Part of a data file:
──────────────────────────────

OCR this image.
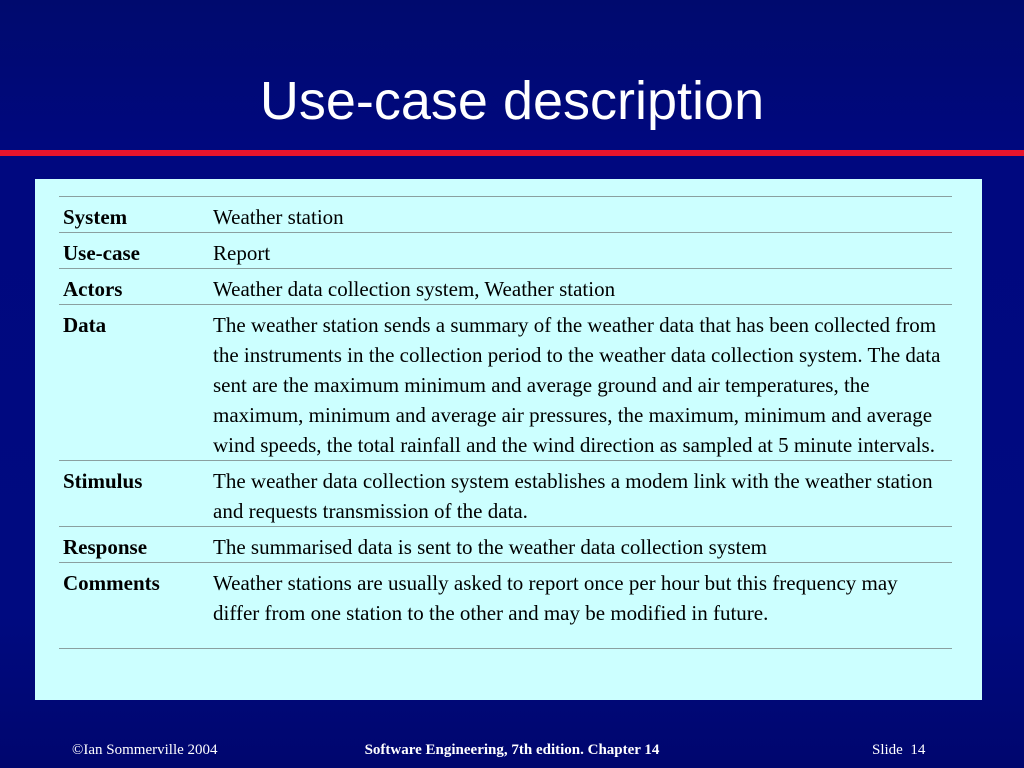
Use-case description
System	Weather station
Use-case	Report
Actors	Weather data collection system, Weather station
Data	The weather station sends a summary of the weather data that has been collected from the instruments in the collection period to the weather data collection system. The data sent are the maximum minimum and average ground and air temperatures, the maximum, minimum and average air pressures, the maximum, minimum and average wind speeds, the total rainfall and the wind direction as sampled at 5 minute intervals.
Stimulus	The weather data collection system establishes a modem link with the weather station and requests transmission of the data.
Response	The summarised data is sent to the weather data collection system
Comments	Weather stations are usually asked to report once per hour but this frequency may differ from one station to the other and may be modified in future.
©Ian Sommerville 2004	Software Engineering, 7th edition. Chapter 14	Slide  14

──────────────────────────────

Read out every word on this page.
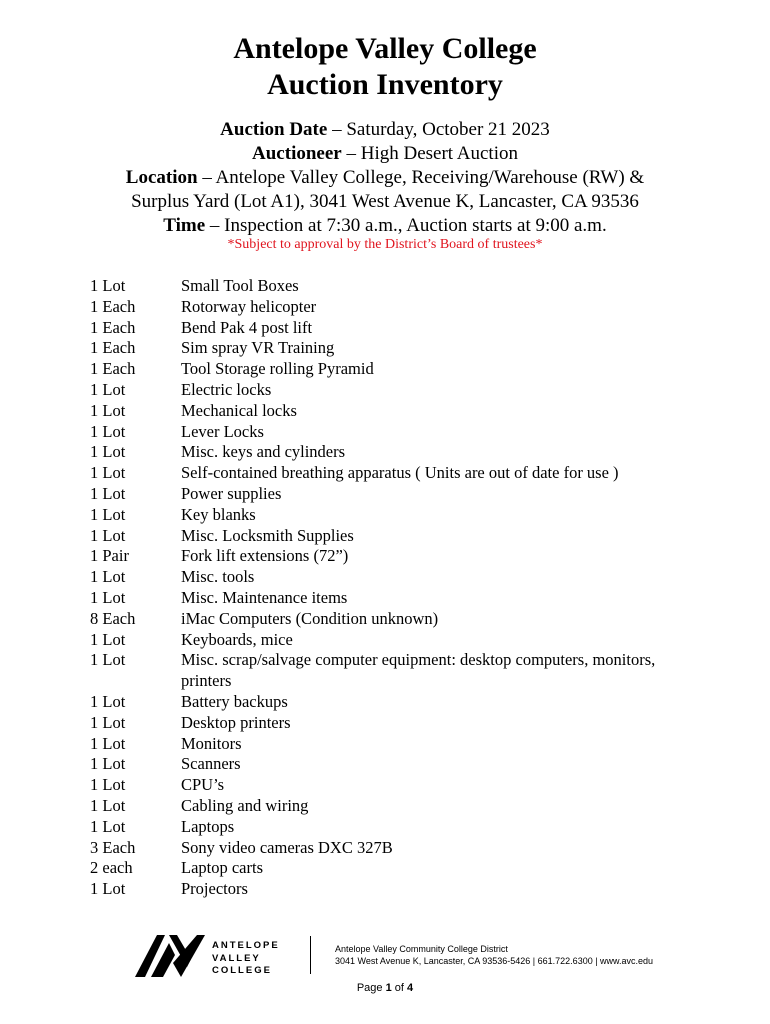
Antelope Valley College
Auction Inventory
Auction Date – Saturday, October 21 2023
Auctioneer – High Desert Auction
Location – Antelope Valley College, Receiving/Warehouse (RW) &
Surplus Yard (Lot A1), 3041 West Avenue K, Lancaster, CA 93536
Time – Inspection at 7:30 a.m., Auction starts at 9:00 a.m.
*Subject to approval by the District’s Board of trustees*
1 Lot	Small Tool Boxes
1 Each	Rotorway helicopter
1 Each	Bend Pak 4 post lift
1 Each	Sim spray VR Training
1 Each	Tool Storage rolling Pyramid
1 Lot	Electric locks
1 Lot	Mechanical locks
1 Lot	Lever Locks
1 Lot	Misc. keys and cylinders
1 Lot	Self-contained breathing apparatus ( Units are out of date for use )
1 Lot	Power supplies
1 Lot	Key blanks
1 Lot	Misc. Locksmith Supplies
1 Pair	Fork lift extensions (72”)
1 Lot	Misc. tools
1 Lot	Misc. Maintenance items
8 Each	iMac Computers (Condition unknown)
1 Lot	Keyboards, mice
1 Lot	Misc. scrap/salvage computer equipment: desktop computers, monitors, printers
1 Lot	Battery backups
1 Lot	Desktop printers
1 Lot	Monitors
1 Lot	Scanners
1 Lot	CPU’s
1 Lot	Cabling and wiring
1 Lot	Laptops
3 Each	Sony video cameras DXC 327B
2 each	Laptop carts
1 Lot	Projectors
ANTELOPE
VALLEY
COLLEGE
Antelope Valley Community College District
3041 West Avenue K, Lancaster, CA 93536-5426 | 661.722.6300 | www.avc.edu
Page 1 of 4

──────────────────────────────

_Task objective_
Wherever "Misc" shows up in a line, copy that line.

_Completed exercise_
1 Lot	Misc. keys and cylinders
1 Lot	Misc. Locksmith Supplies
1 Lot	Misc. tools
1 Lot	Misc. Maintenance items
1 Lot	Misc. scrap/salvage computer equipment: desktop computers, monitors, printers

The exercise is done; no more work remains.